TASK
Filter out everything except lines holding "mean".

TASK DATA
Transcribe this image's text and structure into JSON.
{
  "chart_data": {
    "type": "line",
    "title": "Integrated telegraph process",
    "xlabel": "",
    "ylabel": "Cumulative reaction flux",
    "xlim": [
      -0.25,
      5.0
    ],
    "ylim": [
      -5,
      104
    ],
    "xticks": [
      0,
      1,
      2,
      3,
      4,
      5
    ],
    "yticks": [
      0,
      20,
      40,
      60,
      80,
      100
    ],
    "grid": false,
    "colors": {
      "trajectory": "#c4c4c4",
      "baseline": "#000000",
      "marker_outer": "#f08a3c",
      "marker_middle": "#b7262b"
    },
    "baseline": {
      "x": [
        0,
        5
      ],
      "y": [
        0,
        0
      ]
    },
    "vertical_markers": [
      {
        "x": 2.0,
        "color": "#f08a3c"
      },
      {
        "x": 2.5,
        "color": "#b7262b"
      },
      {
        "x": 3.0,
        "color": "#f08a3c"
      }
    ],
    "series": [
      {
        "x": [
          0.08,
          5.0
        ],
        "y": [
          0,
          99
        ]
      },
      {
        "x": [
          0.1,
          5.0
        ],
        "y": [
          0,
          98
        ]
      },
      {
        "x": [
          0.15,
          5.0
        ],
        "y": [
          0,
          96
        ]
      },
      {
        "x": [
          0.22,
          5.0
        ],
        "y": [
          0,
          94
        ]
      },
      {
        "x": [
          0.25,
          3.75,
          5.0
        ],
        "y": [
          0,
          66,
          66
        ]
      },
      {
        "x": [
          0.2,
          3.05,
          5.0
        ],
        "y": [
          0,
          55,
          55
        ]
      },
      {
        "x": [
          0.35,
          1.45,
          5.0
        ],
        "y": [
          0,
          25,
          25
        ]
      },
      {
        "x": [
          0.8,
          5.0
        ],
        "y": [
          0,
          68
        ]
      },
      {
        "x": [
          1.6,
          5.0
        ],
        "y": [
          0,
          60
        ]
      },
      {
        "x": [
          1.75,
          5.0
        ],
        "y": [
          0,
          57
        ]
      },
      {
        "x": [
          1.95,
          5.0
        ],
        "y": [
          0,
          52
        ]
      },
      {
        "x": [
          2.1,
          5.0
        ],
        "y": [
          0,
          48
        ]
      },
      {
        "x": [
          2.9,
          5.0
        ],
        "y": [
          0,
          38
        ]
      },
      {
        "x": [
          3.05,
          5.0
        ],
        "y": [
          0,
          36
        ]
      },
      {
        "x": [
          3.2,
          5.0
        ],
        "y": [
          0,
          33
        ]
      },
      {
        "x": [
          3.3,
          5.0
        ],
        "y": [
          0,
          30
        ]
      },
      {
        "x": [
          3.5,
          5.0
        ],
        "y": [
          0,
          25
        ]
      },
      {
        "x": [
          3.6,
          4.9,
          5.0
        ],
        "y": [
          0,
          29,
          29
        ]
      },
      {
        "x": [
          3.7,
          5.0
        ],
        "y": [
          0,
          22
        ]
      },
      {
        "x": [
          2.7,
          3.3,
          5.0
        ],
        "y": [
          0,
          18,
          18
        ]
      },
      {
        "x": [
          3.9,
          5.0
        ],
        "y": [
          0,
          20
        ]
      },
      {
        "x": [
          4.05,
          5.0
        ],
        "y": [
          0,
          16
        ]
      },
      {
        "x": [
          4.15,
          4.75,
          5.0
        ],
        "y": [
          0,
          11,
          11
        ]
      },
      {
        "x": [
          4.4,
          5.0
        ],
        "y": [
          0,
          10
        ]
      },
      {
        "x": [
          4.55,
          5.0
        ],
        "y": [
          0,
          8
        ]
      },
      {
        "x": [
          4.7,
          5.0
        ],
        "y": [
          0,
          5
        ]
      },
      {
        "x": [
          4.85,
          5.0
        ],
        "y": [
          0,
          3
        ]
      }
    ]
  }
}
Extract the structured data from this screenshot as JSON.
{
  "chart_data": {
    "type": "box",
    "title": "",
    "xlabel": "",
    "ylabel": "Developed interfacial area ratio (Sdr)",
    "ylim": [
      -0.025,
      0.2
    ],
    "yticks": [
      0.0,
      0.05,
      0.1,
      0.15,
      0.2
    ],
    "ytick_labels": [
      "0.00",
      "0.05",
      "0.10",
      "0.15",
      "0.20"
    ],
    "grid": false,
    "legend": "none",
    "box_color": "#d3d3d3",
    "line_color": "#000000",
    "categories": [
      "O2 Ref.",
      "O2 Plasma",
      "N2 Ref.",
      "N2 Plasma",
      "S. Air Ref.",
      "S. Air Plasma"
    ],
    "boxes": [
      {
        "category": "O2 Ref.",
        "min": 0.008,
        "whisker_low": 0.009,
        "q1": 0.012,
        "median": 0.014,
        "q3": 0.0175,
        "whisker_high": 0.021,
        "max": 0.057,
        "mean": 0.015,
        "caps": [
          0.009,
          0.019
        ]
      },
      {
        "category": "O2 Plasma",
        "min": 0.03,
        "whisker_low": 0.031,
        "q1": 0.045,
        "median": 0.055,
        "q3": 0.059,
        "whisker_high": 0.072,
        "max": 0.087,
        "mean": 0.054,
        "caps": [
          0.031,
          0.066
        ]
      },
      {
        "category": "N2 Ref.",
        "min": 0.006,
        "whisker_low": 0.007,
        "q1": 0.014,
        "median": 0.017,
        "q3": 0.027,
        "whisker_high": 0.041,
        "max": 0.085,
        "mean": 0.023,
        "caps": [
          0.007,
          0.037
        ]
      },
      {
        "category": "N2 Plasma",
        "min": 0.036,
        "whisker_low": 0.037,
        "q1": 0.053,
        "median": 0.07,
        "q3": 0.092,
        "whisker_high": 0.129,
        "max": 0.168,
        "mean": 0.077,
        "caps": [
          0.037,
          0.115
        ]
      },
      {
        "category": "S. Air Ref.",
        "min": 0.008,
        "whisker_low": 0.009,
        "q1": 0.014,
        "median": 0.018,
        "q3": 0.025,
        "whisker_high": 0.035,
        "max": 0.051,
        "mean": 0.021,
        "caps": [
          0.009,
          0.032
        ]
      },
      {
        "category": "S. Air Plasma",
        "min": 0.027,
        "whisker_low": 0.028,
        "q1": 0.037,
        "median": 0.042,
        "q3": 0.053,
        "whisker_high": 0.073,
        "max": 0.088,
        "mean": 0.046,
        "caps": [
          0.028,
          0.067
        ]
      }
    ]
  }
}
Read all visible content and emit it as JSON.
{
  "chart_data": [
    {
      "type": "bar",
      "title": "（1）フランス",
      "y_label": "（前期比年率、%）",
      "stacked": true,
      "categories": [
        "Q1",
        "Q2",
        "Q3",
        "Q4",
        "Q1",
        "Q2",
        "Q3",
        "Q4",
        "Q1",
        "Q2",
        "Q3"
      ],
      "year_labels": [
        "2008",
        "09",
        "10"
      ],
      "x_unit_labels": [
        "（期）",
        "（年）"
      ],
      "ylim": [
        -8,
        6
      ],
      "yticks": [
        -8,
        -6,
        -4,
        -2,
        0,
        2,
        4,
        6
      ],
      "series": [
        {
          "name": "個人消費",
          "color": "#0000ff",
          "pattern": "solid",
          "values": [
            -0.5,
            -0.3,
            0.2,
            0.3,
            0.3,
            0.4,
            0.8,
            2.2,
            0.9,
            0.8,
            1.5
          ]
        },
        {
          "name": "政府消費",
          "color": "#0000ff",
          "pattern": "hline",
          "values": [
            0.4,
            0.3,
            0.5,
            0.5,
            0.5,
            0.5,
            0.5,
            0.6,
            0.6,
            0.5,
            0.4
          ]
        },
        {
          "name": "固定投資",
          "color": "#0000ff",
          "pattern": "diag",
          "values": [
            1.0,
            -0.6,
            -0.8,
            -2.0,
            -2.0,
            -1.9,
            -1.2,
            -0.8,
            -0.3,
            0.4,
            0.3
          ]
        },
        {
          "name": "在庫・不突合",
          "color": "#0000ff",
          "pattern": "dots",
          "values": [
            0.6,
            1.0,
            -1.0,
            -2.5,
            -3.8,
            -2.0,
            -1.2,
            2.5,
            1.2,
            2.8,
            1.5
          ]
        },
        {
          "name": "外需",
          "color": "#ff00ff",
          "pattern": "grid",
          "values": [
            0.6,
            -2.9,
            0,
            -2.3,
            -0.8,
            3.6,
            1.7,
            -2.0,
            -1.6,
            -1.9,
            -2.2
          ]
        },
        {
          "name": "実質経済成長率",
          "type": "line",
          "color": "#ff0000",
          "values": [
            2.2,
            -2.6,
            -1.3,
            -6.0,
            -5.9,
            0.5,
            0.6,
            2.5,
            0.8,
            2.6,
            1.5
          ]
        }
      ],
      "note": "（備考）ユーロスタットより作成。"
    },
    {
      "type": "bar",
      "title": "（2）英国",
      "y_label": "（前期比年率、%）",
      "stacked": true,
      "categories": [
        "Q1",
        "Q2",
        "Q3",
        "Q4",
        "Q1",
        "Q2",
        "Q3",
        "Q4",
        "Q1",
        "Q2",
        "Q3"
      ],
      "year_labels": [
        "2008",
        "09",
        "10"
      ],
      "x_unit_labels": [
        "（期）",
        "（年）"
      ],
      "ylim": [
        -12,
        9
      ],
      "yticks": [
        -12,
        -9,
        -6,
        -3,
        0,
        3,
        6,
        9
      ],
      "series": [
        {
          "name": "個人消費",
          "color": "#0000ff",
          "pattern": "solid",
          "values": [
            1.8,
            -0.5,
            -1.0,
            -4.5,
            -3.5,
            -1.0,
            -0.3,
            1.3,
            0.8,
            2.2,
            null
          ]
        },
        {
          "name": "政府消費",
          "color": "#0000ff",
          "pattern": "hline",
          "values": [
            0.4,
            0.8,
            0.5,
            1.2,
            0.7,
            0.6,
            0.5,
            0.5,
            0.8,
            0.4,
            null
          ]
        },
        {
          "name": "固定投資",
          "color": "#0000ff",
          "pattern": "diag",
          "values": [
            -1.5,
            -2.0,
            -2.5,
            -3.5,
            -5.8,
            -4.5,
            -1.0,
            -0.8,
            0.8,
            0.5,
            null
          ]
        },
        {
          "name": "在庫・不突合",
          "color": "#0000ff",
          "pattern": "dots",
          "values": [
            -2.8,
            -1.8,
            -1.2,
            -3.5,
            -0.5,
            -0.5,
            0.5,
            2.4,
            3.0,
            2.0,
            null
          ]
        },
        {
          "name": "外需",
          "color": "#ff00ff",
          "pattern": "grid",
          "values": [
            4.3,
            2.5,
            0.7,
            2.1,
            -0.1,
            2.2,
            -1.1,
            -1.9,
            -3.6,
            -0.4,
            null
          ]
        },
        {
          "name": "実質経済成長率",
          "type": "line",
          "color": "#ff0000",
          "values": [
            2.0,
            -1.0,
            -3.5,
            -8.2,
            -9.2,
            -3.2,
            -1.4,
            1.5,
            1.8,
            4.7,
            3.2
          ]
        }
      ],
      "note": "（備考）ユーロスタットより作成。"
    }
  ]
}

ANSWER TO THIS PROBLEM
        "mean": 0.015,
        "mean": 0.054,
        "mean": 0.023,
        "mean": 0.077,
        "mean": 0.021,
        "mean": 0.046,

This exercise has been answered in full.